(Recorded data)
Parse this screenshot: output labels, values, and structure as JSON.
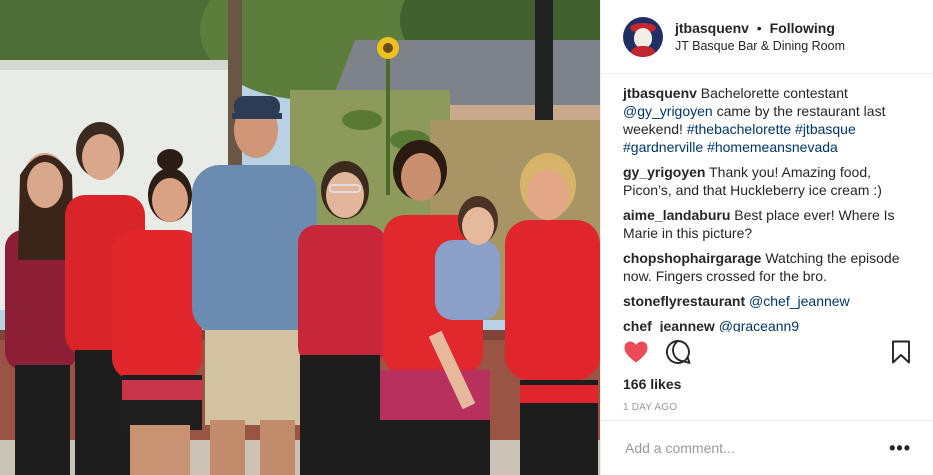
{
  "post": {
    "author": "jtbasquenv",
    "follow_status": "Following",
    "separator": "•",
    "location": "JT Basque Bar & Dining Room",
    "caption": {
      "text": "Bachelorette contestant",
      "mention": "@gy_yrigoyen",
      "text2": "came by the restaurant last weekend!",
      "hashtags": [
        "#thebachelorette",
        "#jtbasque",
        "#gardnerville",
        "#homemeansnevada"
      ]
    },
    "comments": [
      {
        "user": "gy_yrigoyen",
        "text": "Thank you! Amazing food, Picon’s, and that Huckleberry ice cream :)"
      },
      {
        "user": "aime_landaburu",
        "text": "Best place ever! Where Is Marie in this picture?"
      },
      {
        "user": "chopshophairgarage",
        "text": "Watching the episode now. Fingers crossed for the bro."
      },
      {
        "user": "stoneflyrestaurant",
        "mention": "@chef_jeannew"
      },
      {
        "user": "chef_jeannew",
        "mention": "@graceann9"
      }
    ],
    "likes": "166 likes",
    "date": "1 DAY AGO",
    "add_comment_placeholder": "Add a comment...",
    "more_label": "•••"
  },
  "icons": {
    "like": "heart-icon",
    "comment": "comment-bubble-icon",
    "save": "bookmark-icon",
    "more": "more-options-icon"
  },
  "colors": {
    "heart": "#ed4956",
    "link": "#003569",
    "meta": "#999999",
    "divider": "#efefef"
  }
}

---

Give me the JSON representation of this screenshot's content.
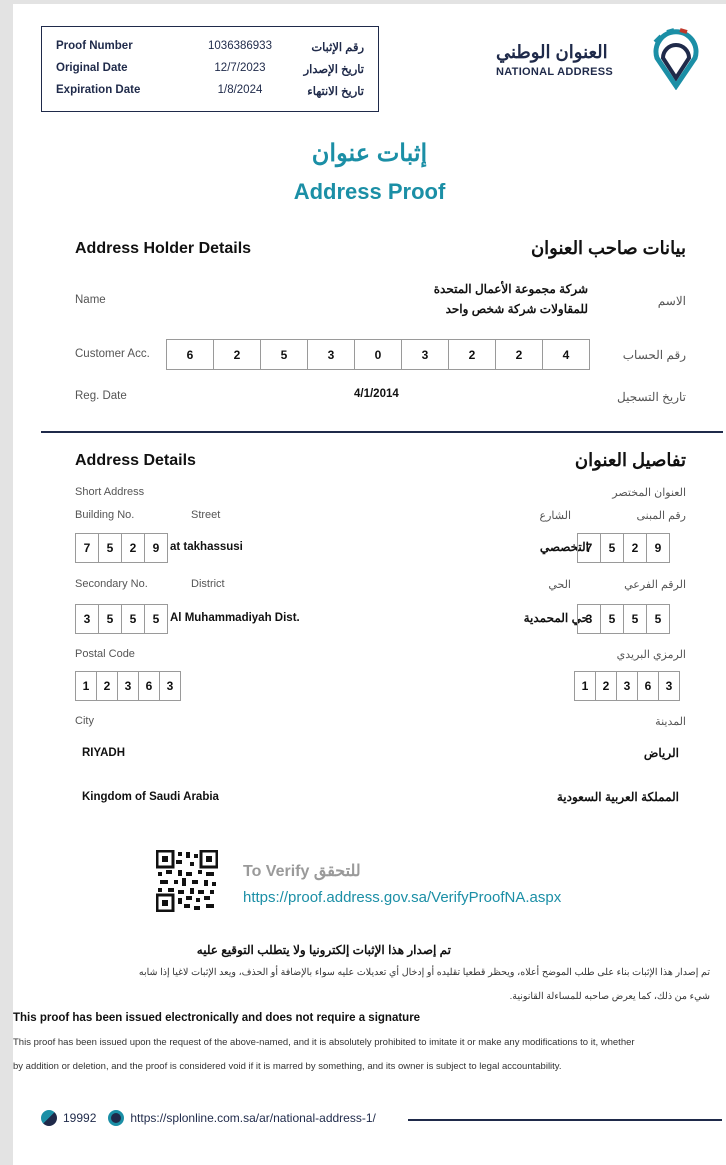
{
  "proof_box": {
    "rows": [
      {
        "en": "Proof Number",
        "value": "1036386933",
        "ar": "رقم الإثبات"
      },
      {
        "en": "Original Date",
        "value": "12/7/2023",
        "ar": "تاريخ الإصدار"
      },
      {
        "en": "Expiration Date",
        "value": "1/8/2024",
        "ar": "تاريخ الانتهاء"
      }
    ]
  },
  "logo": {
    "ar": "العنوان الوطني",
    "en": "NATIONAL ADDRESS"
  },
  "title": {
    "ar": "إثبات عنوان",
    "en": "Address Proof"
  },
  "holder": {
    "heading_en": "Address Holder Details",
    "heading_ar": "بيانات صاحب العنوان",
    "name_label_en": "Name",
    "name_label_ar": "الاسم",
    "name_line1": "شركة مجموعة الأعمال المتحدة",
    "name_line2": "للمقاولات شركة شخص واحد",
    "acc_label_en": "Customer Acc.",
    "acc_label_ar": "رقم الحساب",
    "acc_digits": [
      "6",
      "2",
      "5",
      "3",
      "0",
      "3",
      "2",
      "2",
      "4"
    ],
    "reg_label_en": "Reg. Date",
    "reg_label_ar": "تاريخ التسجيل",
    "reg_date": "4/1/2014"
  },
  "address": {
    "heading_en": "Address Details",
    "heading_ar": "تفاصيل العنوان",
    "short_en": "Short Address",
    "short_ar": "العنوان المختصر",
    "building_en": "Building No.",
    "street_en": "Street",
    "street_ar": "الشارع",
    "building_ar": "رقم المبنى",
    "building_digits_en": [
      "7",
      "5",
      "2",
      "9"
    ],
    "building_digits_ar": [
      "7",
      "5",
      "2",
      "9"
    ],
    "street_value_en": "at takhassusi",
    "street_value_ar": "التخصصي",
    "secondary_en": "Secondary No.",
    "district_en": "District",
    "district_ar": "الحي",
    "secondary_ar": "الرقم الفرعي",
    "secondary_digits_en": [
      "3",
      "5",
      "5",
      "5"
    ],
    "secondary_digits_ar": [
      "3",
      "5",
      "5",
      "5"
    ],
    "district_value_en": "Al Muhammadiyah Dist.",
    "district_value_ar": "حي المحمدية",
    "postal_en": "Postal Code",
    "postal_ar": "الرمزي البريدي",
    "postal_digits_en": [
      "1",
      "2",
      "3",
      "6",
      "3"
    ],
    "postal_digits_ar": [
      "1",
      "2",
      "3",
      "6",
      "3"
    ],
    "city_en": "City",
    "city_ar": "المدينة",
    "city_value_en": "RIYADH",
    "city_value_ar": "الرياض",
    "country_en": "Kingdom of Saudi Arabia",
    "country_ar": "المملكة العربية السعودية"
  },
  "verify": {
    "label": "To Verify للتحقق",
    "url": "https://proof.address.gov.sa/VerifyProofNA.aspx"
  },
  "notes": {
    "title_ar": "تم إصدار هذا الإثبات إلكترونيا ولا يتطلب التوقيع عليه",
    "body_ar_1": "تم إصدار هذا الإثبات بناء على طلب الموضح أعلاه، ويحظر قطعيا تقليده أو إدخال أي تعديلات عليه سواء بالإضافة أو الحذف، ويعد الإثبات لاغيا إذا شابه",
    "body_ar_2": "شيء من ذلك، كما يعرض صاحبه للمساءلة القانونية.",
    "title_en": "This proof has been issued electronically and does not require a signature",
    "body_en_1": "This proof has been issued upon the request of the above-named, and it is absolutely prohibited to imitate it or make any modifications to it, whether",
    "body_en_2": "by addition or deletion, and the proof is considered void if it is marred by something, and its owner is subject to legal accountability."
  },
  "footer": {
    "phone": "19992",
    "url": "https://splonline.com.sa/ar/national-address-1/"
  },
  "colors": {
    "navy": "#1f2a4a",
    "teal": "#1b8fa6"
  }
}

---

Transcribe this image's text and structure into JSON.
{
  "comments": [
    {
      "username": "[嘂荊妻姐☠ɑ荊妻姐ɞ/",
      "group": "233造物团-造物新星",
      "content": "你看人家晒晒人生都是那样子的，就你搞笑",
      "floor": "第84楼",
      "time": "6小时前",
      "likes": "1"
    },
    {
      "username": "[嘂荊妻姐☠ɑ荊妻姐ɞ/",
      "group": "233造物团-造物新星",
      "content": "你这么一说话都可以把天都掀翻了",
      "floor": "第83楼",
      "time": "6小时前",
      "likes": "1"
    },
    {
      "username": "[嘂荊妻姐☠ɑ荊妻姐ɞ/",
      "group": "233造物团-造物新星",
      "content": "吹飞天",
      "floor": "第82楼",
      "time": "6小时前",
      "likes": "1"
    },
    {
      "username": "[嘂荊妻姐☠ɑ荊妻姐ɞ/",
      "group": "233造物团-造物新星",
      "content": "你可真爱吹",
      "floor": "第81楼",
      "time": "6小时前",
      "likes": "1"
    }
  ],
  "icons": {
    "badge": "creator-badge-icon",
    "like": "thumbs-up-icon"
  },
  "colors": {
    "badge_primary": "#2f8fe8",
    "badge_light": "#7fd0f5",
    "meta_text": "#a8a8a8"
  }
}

= Instructions for the task =
Look through the material above and pick out each line holding the word "floor".

= Answer to the problem =
      "floor": "第84楼",
      "floor": "第83楼",
      "floor": "第82楼",
      "floor": "第81楼",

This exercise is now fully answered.